Продолжение было следующим.
– Скотина, мать твою! Как ты мог так поступить? A-а-а! – Она вопила, колотила меня и пыталась пнуть меня по яйцам. Она была непреклонна. Я расстроился и дал ей шлепка, вообразив себе, что этим дело и завершится, но не тут-то было. Она принялась драться еще яростнее. Она не была девушкой из Браунсвилла, она принадлежала к сословию обывателей, но не стоило недооценивать ее. У нее уже был опыт драчек. Эти сцены напомнили мне о ненормальных отношениях моей матери с мужчинами.
Говоря по правде, я уже устал драться. Я устал драться с Робин, и я устал драться на ринге. Я только сейчас осознал, какой это стресс – быть чемпионом мира и доказывать это снова и снова. Я занимался этим дерьмом с тринадцати лет, и не только на ринге. Мне приходилось доказывать это во время боев и сборов, я всегда дрался с парнями, которые были опытнее меня. Как правило, на спарринге или в обычном поединке с участием чемпиона против него ставят того, кто ему уступает, с кем он легко справляется. Но мои спарринг-партнеры постоянно пытались ударить меня побольнее. У них была специальная инструкция на этот счет. Если они этого не делали, их отправляли домой. Когда ты только начинаешь тренироваться, ты постоянно испытываешь чувство страха. Ты выходишь на ринг не для того, чтобы просто выйти, позабавиться и развлечься – ты выходишь драться против того, кто в прошлый раз здорово, блин, тебя измордовал. Я не мог позволить себе заскочить в бар за углом или встречаться с девчонкой. Я шел домой, окунался в ванну и сосредотачивался на том, как мне провести бой с этим парнем на следующий день. Такова была моя жизнь, и я от нее устал.
Я всегда относился к пессимистам и постоянно находился в подавленном состоянии, но нынешний стресс только усугублял положение дел. Я был постоянно угрюм. 1 августа я должен был вновь выходить на ринг, поэтому мне пришлось начать интенсивные тренировки и проводить их практически без перерыва. Я приехал на сборы в Лас-Вегас и начал тосковать по дому. Я скучал по общению и вечеринкам в Олбани с Рори и другими приятелями. Где-то за месяц до боя с Тони Такером[92 - Этот поединок получил название «Величайший».], самого значительного боя в моей карьере за звание абсолютного чемпиона мира в тяжелом весе, объединяющее чемпионские титулы по всем трем версиям, мне пришла в голову одна мысль.
Однажды в спортзале я отвел Стива Лотта в сторону и сообщил ему:
– Я собираюсь завершить свою карьеру и уйти.
Напряжение начинало сказываться на мне. На нервной почве у меня выпадали волосы, причем целями прядями. Меня даже не волновало, получу ли я третий пояс. Робин, совершенно точно, не являлась для меня якорем стабильности: мы постоянно дрались и временно разошлись. Я получал стресс, даже просто гуляя по улице: ко мне подходили парни и говорили, что они заключили пари, поставив на меня свою жизнь, и я должен выиграть, иначе они потеряют свой дом, и жены их бросят. Я вовсе не хотел, чтобы с этими людьми случились такие беды.

++++++++++

Условие задачи.
Какого числа, согласно тексту, предстоял новый выход на ринг?

Исходные данные.
++++++++++

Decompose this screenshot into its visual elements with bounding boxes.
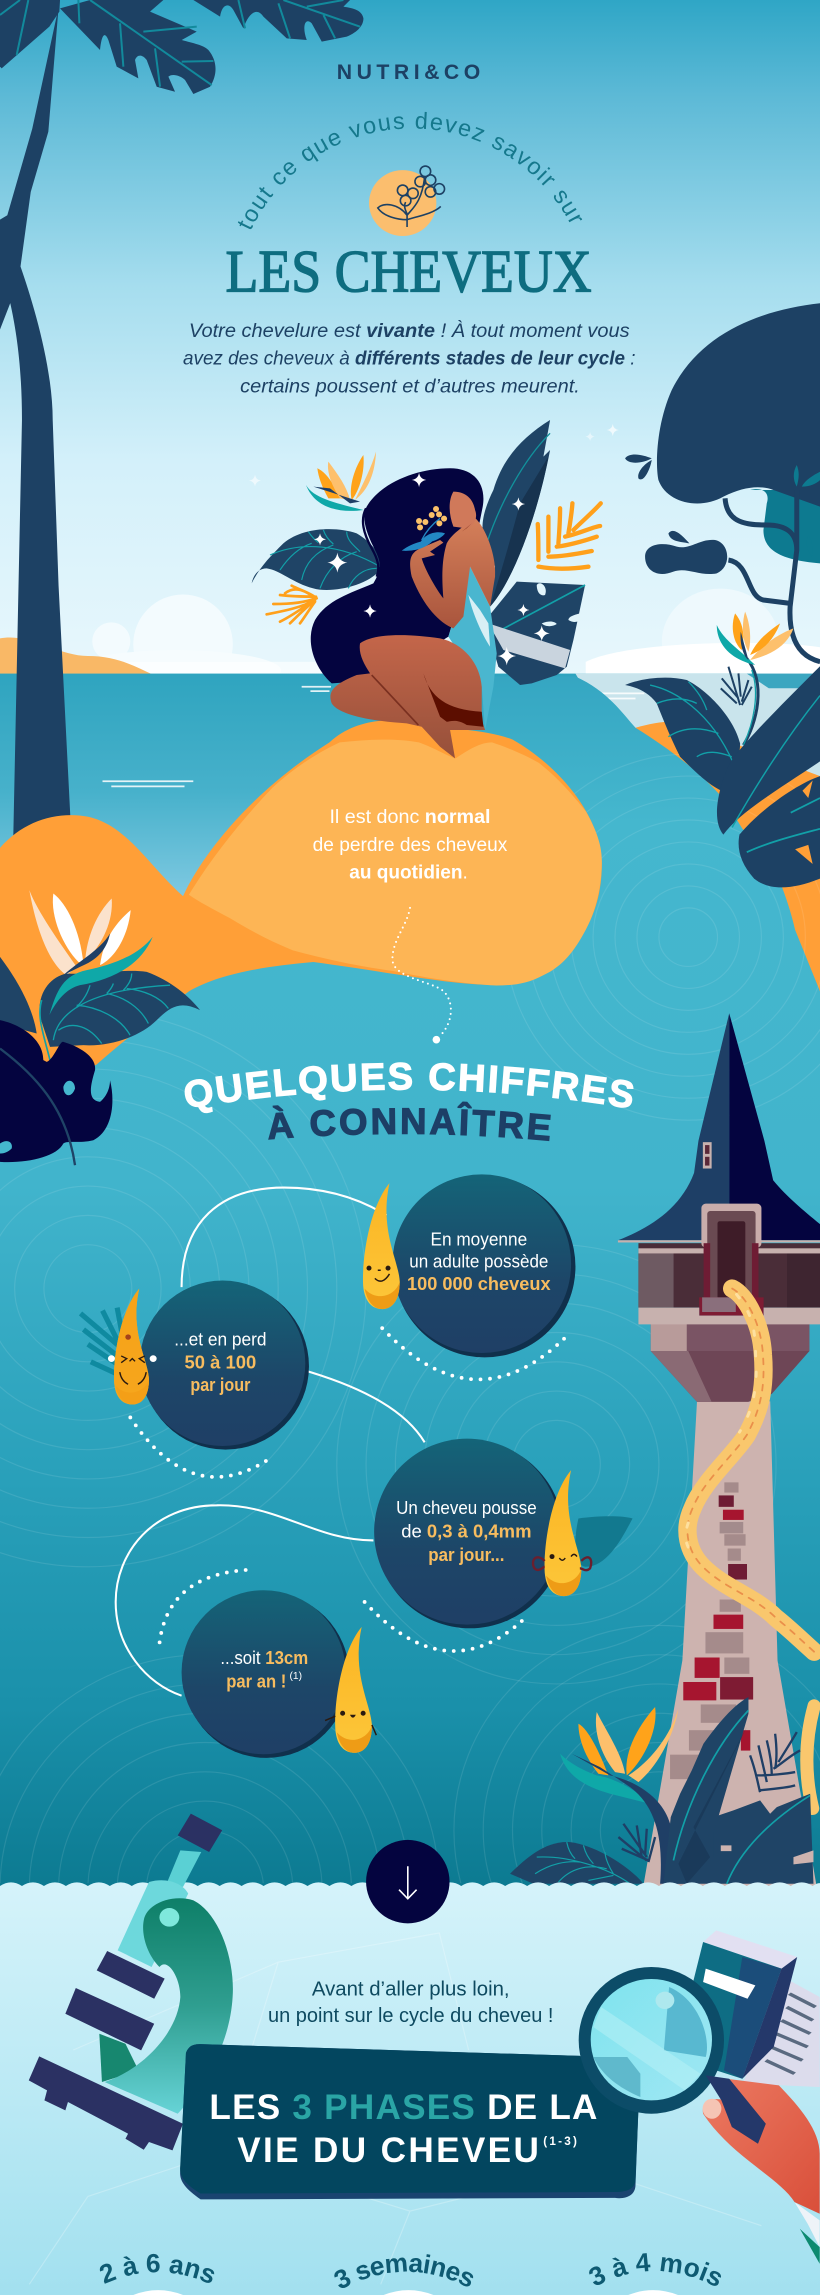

++++++++++

Ответ к задаче.
1 августа.